Spatial annotation records
BEGIN

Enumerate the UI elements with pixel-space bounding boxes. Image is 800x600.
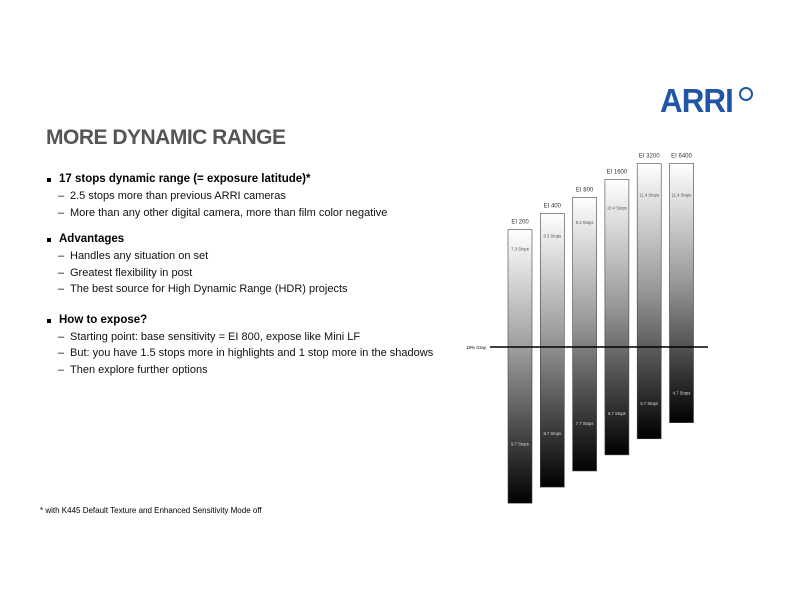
bullet-heading: How to expose? xyxy=(46,312,466,329)
exposure-range-bar xyxy=(670,163,694,422)
sub-bullet: – But: you have 1.5 stops more in highlights and 1 stop more in the shadows xyxy=(46,345,466,362)
sub-bullet: – 2.5 stops more than previous ARRI cameras xyxy=(46,188,466,205)
sub-bullet: – The best source for High Dynamic Range (HDR) projects xyxy=(46,281,466,298)
ei-category-label: EI 1600 xyxy=(606,169,628,176)
stops-below-label: 8.7 Stops xyxy=(543,431,562,437)
exposure-range-bar xyxy=(508,229,532,503)
ei-category-label: EI 6400 xyxy=(671,153,692,160)
ei-category-label: EI 200 xyxy=(511,219,529,226)
sub-bullet: – Handles any situation on set xyxy=(46,248,466,265)
sub-bullet: – Greatest flexibility in post xyxy=(46,265,466,282)
bullet-heading: 17 stops dynamic range (= exposure latitude)* xyxy=(46,171,466,188)
sub-bullet: – More than any other digital camera, more than film color negative xyxy=(46,205,466,222)
stops-below-label: 6.7 Stops xyxy=(608,410,626,416)
stops-above-label: 9.3 Stops xyxy=(575,220,594,226)
stops-above-label: 11.4 Stops xyxy=(639,192,660,198)
stops-above-label: 7.3 Stops xyxy=(511,246,529,252)
sub-bullet: – Starting point: base sensitivity = EI 800, expose like Mini LF xyxy=(46,329,466,346)
exposure-range-bar xyxy=(573,197,597,471)
stops-above-label: 11.4 Stops xyxy=(671,192,692,198)
logo-text: ARRI xyxy=(660,82,733,119)
page-title: MORE DYNAMIC RANGE xyxy=(46,126,286,149)
exposure-range-bar xyxy=(540,213,564,487)
exposure-range-bar xyxy=(637,163,661,438)
gray-reference-label: 18% Gray xyxy=(466,345,487,350)
stops-below-label: 5.7 Stops xyxy=(640,400,659,406)
footnote: * with K445 Default Texture and Enhanced Sensitivity Mode off xyxy=(40,506,262,515)
stops-above-label: 8.3 Stops xyxy=(543,233,562,239)
stops-above-label: 10.4 Stops xyxy=(606,205,627,211)
ei-category-label: EI 3200 xyxy=(638,153,660,160)
ei-category-label: EI 800 xyxy=(575,187,594,194)
stops-below-label: 9.7 Stops xyxy=(511,441,529,447)
stops-below-label: 4.7 Stops xyxy=(672,390,691,396)
stops-below-label: 7.7 Stops xyxy=(575,421,594,427)
bullet-heading: Advantages xyxy=(46,231,466,248)
ei-category-label: EI 400 xyxy=(543,203,561,210)
sub-bullet: – Then explore further options xyxy=(46,362,466,379)
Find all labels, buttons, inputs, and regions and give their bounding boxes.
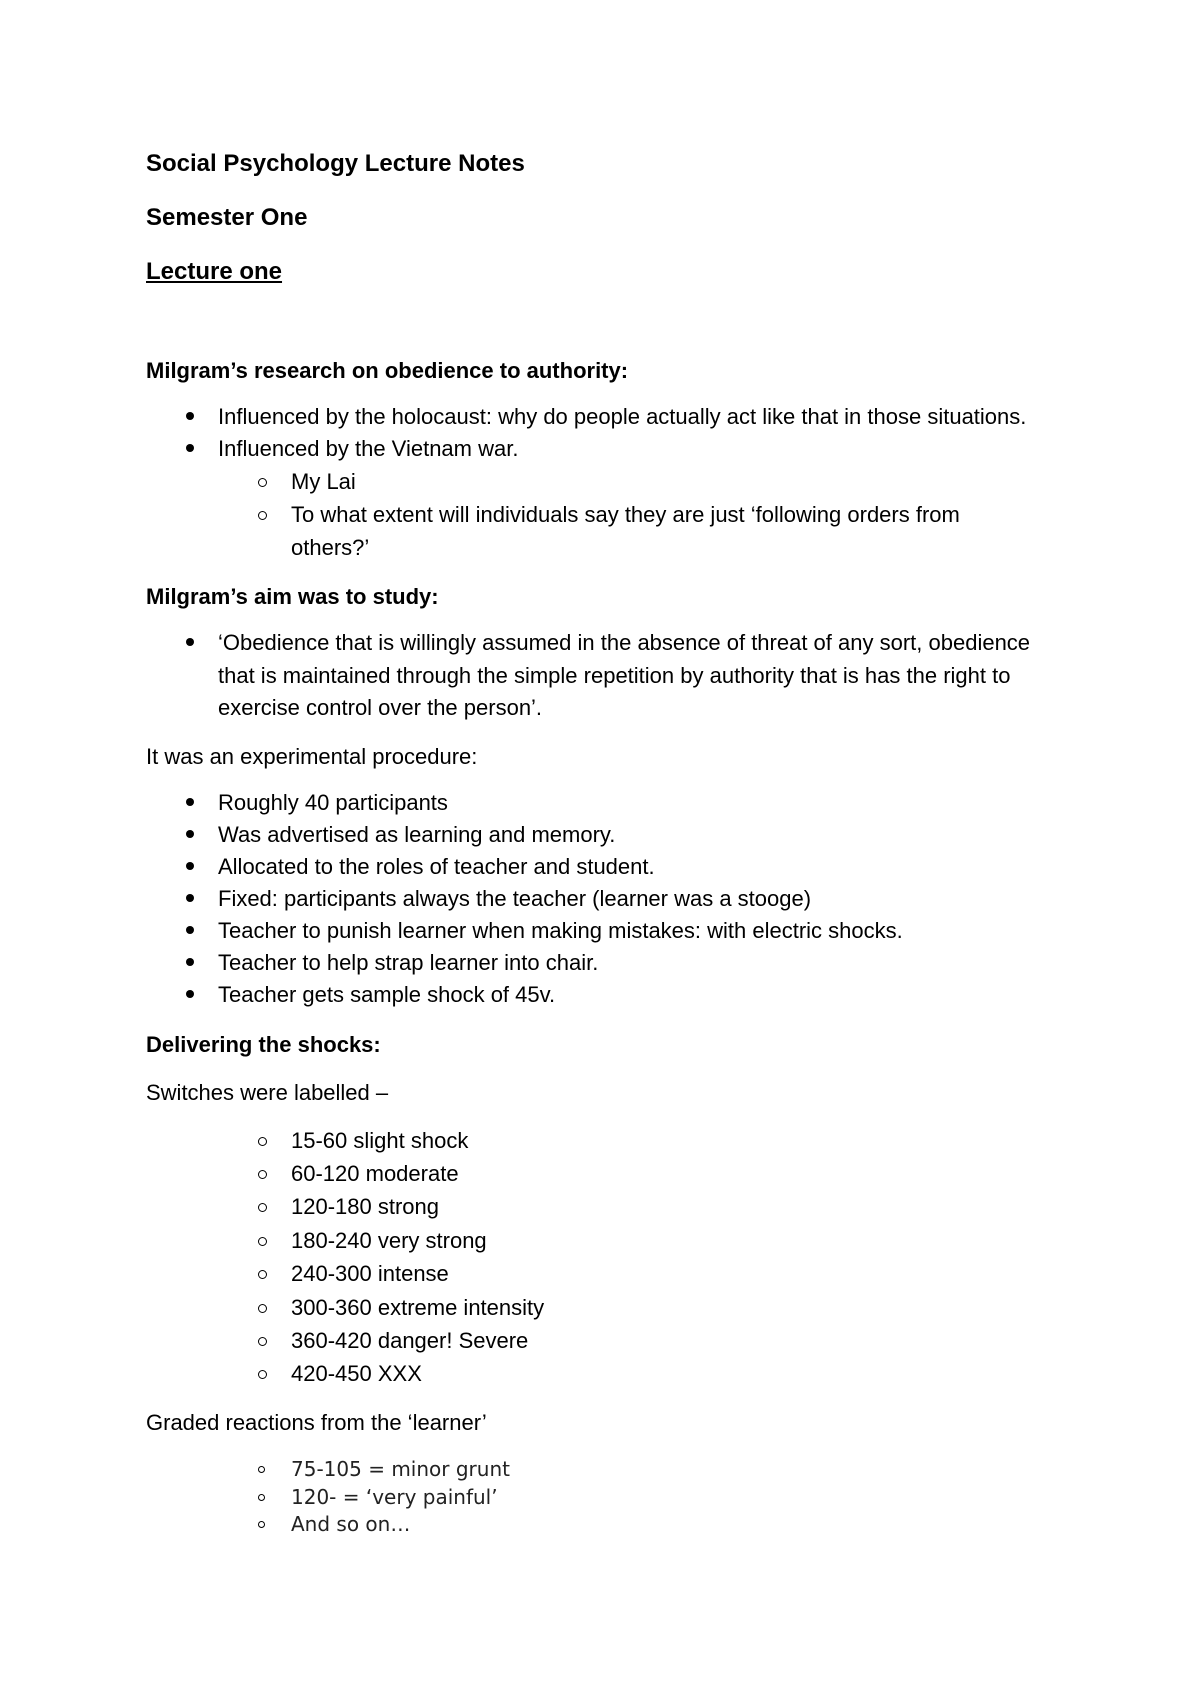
list-item: Teacher to punish learner when making mistakes: with electric shocks. [218, 918, 903, 943]
circle-bullet-icon [258, 1521, 265, 1528]
quote-line: ‘Obedience that is willingly assumed in the absence of threat of any sort, obedience [218, 630, 1031, 655]
bullet-icon [186, 862, 194, 870]
list-item: Was advertised as learning and memory. [218, 822, 616, 847]
list-item: 120- = ‘very painful’ [291, 1485, 498, 1509]
list-item: 120-180 strong [291, 1194, 439, 1219]
section-heading: It was an experimental procedure: [146, 744, 478, 769]
list-item: 240-300 intense [291, 1261, 449, 1286]
list-item: Roughly 40 participants [218, 790, 448, 815]
list-item: Influenced by the holocaust: why do people actually act like that in those situations. [218, 404, 1027, 429]
list-item: Teacher to help strap learner into chair. [218, 950, 599, 975]
list-item: And so on… [291, 1512, 411, 1536]
bullet-icon [186, 444, 194, 452]
circle-bullet-icon [258, 478, 267, 487]
document-title: Social Psychology Lecture Notes [146, 150, 525, 177]
quote-line: that is maintained through the simple repetition by authority that is has the right to [218, 663, 1011, 688]
section-heading: Graded reactions from the ‘learner’ [146, 1410, 487, 1435]
bullet-icon [186, 894, 194, 902]
quote-line: exercise control over the person’. [218, 695, 543, 720]
list-item: Allocated to the roles of teacher and student. [218, 854, 655, 879]
list-item: My Lai [291, 469, 356, 494]
list-item: To what extent will individuals say they are just ‘following orders from [291, 502, 960, 527]
section-heading: Milgram’s research on obedience to authority: [146, 358, 629, 383]
circle-bullet-icon [258, 1304, 267, 1313]
circle-bullet-icon [258, 1237, 267, 1246]
bullet-icon [186, 638, 194, 646]
circle-bullet-icon [258, 1137, 267, 1146]
bullet-icon [186, 958, 194, 966]
paragraph: Switches were labelled – [146, 1080, 389, 1105]
list-item: 15-60 slight shock [291, 1128, 469, 1153]
bullet-icon [186, 830, 194, 838]
list-item: Influenced by the Vietnam war. [218, 436, 519, 461]
circle-bullet-icon [258, 511, 267, 520]
list-item-continuation: others?’ [291, 535, 370, 560]
circle-bullet-icon [258, 1370, 267, 1379]
section-heading: Milgram’s aim was to study: [146, 584, 439, 609]
bullet-icon [186, 926, 194, 934]
circle-bullet-icon [258, 1494, 265, 1501]
circle-bullet-icon [258, 1203, 267, 1212]
circle-bullet-icon [258, 1170, 267, 1179]
lecture-heading: Lecture one [146, 258, 283, 285]
circle-bullet-icon [258, 1466, 265, 1473]
list-item: 300-360 extreme intensity [291, 1295, 545, 1320]
bullet-icon [186, 990, 194, 998]
list-item: Teacher gets sample shock of 45v. [218, 982, 556, 1007]
circle-bullet-icon [258, 1337, 267, 1346]
bullet-icon [186, 798, 194, 806]
list-item: 420-450 XXX [291, 1361, 422, 1386]
list-item: Fixed: participants always the teacher (learner was a stooge) [218, 886, 812, 911]
section-heading: Delivering the shocks: [146, 1032, 381, 1057]
list-item: 60-120 moderate [291, 1161, 459, 1186]
bullet-icon [186, 412, 194, 420]
list-item: 360-420 danger! Severe [291, 1328, 529, 1353]
list-item: 180-240 very strong [291, 1228, 487, 1253]
list-item: 75-105 = minor grunt [291, 1457, 510, 1481]
circle-bullet-icon [258, 1270, 267, 1279]
semester-heading: Semester One [146, 204, 308, 231]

END

### Objective
Give every line of the listing above as a numbered list, skipping any blank lines and leaving the pictures out.

### Full answer
1. Enumerate the UI elements with pixel-space bounding boxes. Image is 800x600.
2. bullet-heading: How to expose? xyxy=(46,312,466,329)
3. exposure-range-bar xyxy=(670,163,694,422)
4. sub-bullet: – But: you have 1.5 stops more in highlights and 1 stop more in the shadows xyxy=(46,345,466,362)
5. sub-bullet: – 2.5 stops more than previous ARRI cameras xyxy=(46,188,466,205)
6. sub-bullet: – The best source for High Dynamic Range (HDR) projects xyxy=(46,281,466,298)
7. ei-category-label: EI 1600 xyxy=(606,169,628,176)
8. stops-below-label: 8.7 Stops xyxy=(543,431,562,437)
9. exposure-range-bar xyxy=(508,229,532,503)
10. ei-category-label: EI 6400 xyxy=(671,153,692,160)
11. ei-category-label: EI 200 xyxy=(511,219,529,226)
12. sub-bullet: – Handles any situation on set xyxy=(46,248,466,265)
13. sub-bullet: – Greatest flexibility in post xyxy=(46,265,466,282)
14. bullet-heading: 17 stops dynamic range (= exposure latitude)* xyxy=(46,171,466,188)
15. sub-bullet: – More than any other digital camera, more than film color negative xyxy=(46,205,466,222)
16. stops-below-label: 6.7 Stops xyxy=(608,410,626,416)
17. stops-above-label: 9.3 Stops xyxy=(575,220,594,226)
18. stops-above-label: 11.4 Stops xyxy=(639,192,660,198)
19. stops-above-label: 7.3 Stops xyxy=(511,246,529,252)
20. sub-bullet: – Starting point: base sensitivity = EI 800, expose like Mini LF xyxy=(46,329,466,346)
21. exposure-range-bar xyxy=(573,197,597,471)
22. stops-above-label: 11.4 Stops xyxy=(671,192,692,198)
23. logo-text: ARRI xyxy=(660,82,733,119)
24. page-title: MORE DYNAMIC RANGE xyxy=(46,126,286,149)
25. exposure-range-bar xyxy=(540,213,564,487)
26. exposure-range-bar xyxy=(637,163,661,438)
27. gray-reference-label: 18% Gray xyxy=(466,345,487,350)
28. stops-below-label: 5.7 Stops xyxy=(640,400,659,406)
29. footnote: * with K445 Default Texture and Enhanced Sensitivity Mode off xyxy=(40,506,262,515)
30. stops-above-label: 8.3 Stops xyxy=(543,233,562,239)
31. stops-above-label: 10.4 Stops xyxy=(606,205,627,211)
32. ei-category-label: EI 3200 xyxy=(638,153,660,160)
33. ei-category-label: EI 800 xyxy=(575,187,594,194)
34. stops-below-label: 9.7 Stops xyxy=(511,441,529,447)
35. stops-below-label: 4.7 Stops xyxy=(672,390,691,396)
36. stops-below-label: 7.7 Stops xyxy=(575,421,594,427)
37. bullet-heading: Advantages xyxy=(46,231,466,248)
38. ei-category-label: EI 400 xyxy=(543,203,561,210)
39. sub-bullet: – Then explore further options xyxy=(46,362,466,379)
40. Find all labels, buttons, inputs, and regions and give their bounding boxes.
41. list-item: Teacher to punish learner when making mistakes: with electric shocks. [218, 918, 903, 943]
42. circle-bullet-icon [258, 1521, 265, 1528]
43. quote-line: ‘Obedience that is willingly assumed in the absence of threat of any sort, obedience [218, 630, 1031, 655]
44. bullet-icon [186, 862, 194, 870]
45. list-item: Was advertised as learning and memory. [218, 822, 616, 847]
46. list-item: 120- = ‘very painful’ [291, 1485, 498, 1509]
47. list-item: 120-180 strong [291, 1194, 439, 1219]
48. section-heading: It was an experimental procedure: [146, 744, 478, 769]
49. list-item: 240-300 intense [291, 1261, 449, 1286]
50. list-item: Roughly 40 participants [218, 790, 448, 815]
51. list-item: Influenced by the holocaust: why do people actually act like that in those situations. [218, 404, 1027, 429]
52. list-item: Teacher to help strap learner into chair. [218, 950, 599, 975]
53. list-item: And so on… [291, 1512, 411, 1536]
54. bullet-icon [186, 444, 194, 452]
55. circle-bullet-icon [258, 478, 267, 487]
56. document-title: Social Psychology Lecture Notes [146, 150, 525, 177]
57. quote-line: that is maintained through the simple repetition by authority that is has the right to [218, 663, 1011, 688]
58. section-heading: Graded reactions from the ‘learner’ [146, 1410, 487, 1435]
59. bullet-icon [186, 894, 194, 902]
60. quote-line: exercise control over the person’. [218, 695, 543, 720]
61. list-item: Allocated to the roles of teacher and student. [218, 854, 655, 879]
62. list-item: My Lai [291, 469, 356, 494]
63. list-item: To what extent will individuals say they are just ‘following orders from [291, 502, 960, 527]
64. section-heading: Milgram’s research on obedience to authority: [146, 358, 629, 383]
65. circle-bullet-icon [258, 1304, 267, 1313]
66. circle-bullet-icon [258, 1237, 267, 1246]
67. bullet-icon [186, 638, 194, 646]
68. circle-bullet-icon [258, 1137, 267, 1146]
69. bullet-icon [186, 958, 194, 966]
70. paragraph: Switches were labelled – [146, 1080, 389, 1105]
71. list-item: 15-60 slight shock [291, 1128, 469, 1153]
72. bullet-icon [186, 830, 194, 838]
73. list-item: Influenced by the Vietnam war. [218, 436, 519, 461]
74. circle-bullet-icon [258, 511, 267, 520]
75. list-item-continuation: others?’ [291, 535, 370, 560]
76. circle-bullet-icon [258, 1370, 267, 1379]
77. section-heading: Milgram’s aim was to study: [146, 584, 439, 609]
78. bullet-icon [186, 926, 194, 934]
79. circle-bullet-icon [258, 1494, 265, 1501]
80. circle-bullet-icon [258, 1203, 267, 1212]
81. circle-bullet-icon [258, 1170, 267, 1179]
82. lecture-heading: Lecture one [146, 258, 283, 285]
83. circle-bullet-icon [258, 1466, 265, 1473]
84. list-item: 300-360 extreme intensity [291, 1295, 545, 1320]
85. bullet-icon [186, 990, 194, 998]
86. list-item: Teacher gets sample shock of 45v. [218, 982, 556, 1007]
87. circle-bullet-icon [258, 1337, 267, 1346]
88. bullet-icon [186, 798, 194, 806]
89. list-item: 420-450 XXX [291, 1361, 422, 1386]
90. list-item: Fixed: participants always the teacher (learner was a stooge) [218, 886, 812, 911]
91. section-heading: Delivering the shocks: [146, 1032, 381, 1057]
92. list-item: 60-120 moderate [291, 1161, 459, 1186]
93. bullet-icon [186, 412, 194, 420]
94. list-item: 360-420 danger! Severe [291, 1328, 529, 1353]
95. list-item: 180-240 very strong [291, 1228, 487, 1253]
96. list-item: 75-105 = minor grunt [291, 1457, 510, 1481]
97. circle-bullet-icon [258, 1270, 267, 1279]
98. semester-heading: Semester One [146, 204, 308, 231]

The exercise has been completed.